| STATED TASK |
Using the records that follow, copy every line containing the word "your".
RAW DATA start
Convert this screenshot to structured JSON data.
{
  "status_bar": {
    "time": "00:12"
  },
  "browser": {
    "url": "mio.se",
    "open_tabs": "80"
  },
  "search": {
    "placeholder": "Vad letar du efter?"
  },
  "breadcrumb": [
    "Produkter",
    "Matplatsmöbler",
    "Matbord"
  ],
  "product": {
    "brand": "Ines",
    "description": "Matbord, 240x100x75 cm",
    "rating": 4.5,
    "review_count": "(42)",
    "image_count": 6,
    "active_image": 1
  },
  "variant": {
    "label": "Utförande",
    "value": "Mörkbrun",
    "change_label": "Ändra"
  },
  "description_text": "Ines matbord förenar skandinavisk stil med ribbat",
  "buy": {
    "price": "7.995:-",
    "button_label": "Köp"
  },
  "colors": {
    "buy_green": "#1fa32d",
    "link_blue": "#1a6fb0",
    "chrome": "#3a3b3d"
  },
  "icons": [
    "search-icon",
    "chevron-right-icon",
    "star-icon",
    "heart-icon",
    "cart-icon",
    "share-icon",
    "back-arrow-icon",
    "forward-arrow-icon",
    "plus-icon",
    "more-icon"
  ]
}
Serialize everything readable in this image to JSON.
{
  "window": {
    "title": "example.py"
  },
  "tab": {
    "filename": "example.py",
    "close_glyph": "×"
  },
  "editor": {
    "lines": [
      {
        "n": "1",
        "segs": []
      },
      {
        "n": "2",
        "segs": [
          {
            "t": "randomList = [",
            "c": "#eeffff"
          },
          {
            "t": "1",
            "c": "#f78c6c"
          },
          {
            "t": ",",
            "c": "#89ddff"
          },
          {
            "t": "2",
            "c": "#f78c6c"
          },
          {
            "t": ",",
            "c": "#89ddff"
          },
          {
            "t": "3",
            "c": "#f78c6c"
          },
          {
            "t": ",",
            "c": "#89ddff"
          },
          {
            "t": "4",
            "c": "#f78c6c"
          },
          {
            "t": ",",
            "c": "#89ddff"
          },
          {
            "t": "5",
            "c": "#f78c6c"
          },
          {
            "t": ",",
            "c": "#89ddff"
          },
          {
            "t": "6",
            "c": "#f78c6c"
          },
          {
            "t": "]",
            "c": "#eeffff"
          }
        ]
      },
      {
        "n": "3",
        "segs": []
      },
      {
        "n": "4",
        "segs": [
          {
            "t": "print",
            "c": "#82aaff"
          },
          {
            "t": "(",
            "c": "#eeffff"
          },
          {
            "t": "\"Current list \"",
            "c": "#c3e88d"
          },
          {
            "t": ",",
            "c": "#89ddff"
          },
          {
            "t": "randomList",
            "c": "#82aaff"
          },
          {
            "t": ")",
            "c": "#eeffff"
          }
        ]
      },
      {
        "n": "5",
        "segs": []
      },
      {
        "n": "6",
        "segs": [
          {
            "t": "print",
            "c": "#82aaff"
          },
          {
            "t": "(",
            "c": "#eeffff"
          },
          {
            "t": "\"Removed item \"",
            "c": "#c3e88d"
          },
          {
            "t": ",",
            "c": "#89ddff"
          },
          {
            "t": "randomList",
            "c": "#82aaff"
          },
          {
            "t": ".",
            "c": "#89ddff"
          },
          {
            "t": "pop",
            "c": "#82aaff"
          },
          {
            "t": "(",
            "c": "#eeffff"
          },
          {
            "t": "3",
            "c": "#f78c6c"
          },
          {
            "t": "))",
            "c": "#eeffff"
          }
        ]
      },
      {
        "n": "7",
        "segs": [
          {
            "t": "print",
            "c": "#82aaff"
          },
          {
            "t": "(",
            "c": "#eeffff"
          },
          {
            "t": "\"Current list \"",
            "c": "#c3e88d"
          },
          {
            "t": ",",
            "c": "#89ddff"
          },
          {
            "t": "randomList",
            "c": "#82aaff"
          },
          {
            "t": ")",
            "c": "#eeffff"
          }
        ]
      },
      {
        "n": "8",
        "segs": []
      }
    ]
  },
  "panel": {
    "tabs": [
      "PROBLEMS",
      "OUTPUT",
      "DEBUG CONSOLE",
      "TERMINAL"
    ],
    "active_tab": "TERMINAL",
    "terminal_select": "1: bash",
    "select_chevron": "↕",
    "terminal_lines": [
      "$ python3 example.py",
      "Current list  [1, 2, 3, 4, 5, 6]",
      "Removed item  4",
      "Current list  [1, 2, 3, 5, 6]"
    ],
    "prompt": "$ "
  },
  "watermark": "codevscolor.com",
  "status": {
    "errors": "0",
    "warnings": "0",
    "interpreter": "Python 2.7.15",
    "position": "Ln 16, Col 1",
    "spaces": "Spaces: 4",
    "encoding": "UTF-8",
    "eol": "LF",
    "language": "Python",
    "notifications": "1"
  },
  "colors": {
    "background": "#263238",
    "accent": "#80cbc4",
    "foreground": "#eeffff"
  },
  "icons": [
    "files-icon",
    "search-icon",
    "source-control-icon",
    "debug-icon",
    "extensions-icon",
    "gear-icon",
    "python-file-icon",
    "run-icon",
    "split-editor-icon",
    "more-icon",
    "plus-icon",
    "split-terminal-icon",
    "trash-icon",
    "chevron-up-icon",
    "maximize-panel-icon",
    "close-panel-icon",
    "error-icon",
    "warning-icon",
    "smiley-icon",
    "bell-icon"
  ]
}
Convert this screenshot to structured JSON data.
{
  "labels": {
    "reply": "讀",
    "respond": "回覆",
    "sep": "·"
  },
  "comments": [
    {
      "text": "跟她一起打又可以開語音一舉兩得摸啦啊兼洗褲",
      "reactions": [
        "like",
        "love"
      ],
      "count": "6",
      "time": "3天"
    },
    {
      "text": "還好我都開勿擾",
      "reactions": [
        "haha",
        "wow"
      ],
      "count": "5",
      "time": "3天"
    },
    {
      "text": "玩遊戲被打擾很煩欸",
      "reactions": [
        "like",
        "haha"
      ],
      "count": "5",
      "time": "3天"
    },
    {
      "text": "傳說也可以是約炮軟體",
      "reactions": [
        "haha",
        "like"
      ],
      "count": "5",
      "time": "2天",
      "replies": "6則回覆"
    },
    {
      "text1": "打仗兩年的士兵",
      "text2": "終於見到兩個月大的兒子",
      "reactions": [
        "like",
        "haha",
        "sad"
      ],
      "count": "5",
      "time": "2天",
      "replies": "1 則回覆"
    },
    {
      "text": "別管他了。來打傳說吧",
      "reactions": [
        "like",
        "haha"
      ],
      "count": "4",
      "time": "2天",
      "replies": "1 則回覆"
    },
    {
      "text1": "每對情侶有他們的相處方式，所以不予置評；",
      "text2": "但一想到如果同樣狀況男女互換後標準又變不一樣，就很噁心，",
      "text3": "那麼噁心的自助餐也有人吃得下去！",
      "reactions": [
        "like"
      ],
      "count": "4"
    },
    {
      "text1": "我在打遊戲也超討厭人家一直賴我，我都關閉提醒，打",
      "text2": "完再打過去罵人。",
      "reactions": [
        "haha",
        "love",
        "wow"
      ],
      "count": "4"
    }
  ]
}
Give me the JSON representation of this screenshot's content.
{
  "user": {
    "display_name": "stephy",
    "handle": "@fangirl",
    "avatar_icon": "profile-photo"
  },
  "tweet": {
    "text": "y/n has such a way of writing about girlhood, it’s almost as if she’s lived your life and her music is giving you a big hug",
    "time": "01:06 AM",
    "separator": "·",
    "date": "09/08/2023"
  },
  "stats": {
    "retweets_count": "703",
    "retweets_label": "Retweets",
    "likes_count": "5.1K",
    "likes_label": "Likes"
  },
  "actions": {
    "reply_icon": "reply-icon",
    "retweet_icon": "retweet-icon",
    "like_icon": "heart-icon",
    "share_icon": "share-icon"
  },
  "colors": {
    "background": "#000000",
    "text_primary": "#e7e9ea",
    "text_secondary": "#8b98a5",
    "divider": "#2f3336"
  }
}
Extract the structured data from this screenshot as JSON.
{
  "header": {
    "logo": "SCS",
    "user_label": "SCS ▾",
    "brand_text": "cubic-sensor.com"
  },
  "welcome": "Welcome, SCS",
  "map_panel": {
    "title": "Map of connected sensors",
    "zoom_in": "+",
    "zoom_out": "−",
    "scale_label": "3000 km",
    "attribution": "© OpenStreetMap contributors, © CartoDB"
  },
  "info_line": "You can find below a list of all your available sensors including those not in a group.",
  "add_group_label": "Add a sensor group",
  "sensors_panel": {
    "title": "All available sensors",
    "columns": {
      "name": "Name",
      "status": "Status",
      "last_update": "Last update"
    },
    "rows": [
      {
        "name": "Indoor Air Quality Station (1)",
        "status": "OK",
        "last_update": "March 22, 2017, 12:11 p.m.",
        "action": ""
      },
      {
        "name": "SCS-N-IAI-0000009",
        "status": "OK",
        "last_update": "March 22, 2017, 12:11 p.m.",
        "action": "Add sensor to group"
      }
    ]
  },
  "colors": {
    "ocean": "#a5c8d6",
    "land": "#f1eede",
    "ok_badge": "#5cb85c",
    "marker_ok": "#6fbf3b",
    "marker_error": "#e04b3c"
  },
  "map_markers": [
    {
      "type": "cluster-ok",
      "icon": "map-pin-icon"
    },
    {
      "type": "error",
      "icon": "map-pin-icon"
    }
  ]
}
RAW DATA end
| WORKED SOLUTION |
    "text": "y/n has such a way of writing about girlhood, it’s almost as if she’s lived your life and her music is giving you a big hug",
  "info_line": "You can find below a list of all your available sensors including those not in a group.",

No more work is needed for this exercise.